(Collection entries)
━━━━━━━━━━━━━━━━
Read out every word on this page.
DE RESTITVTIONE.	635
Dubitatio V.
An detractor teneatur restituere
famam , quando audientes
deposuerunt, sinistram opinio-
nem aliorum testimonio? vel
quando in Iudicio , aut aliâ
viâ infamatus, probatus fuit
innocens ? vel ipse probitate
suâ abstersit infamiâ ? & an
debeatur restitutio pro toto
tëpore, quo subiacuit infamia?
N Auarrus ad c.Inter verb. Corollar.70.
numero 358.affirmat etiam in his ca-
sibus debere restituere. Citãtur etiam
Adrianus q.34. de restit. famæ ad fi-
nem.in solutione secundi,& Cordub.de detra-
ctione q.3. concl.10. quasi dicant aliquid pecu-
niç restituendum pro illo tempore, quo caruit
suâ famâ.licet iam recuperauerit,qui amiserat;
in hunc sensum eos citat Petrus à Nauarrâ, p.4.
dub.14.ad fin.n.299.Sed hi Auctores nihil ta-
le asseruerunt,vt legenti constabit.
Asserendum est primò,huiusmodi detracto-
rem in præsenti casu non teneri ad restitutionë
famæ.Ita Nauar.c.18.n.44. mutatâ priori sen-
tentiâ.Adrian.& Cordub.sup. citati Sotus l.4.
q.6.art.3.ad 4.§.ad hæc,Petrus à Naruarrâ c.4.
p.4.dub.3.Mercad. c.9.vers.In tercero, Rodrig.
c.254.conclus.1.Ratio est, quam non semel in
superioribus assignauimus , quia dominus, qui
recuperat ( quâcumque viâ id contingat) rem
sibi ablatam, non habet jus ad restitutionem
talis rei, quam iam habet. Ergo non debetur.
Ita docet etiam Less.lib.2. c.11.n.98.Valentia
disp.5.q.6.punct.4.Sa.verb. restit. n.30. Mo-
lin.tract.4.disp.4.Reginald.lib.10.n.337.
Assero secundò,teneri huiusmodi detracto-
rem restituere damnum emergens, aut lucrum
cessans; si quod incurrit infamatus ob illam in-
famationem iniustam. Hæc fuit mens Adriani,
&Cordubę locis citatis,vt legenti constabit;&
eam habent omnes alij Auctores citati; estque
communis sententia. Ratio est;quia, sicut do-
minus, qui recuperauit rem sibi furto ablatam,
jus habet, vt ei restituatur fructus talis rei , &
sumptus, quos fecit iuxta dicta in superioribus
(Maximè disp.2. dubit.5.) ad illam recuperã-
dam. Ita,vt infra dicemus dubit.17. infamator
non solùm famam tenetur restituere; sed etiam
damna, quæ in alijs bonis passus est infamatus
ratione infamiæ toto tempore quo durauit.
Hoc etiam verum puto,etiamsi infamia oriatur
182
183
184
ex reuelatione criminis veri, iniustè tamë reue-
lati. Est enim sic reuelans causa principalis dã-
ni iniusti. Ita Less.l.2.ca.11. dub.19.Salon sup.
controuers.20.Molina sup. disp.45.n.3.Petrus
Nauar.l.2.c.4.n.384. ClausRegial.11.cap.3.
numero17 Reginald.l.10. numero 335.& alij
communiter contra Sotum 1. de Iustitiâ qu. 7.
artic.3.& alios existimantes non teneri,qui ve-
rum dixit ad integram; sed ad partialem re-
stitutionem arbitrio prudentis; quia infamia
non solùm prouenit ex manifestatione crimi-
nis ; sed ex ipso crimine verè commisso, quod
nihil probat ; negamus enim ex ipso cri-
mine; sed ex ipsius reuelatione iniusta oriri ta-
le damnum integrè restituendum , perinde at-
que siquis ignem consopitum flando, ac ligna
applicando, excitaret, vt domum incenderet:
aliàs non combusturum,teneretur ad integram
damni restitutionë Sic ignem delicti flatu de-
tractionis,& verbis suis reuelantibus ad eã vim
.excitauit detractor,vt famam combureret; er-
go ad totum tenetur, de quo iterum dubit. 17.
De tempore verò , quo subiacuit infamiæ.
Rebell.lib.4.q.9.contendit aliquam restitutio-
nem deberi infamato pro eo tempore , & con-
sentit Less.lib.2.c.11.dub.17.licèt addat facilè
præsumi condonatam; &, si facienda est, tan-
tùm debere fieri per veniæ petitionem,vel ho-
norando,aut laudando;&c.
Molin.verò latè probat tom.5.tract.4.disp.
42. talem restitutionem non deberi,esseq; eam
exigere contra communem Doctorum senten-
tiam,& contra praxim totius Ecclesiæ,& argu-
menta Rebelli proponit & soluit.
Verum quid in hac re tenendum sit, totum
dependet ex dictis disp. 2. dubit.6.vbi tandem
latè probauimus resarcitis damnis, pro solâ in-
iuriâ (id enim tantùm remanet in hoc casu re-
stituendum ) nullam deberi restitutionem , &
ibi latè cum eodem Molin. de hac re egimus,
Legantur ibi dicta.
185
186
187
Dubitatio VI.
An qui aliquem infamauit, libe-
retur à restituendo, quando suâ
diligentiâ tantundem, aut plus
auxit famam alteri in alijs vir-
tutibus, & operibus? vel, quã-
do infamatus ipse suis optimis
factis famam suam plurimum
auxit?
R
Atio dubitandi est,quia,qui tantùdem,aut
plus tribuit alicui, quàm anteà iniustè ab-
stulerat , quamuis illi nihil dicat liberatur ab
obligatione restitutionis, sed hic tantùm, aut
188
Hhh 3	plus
━━━━━━━━━━━━━━━━
--- Written exercise ---
Show the lines of the records that include the string "legenti".

--- Output ---
le asseruerunt,vt legenti constabit.
&Cordubę locis citatis,vt legenti constabit;&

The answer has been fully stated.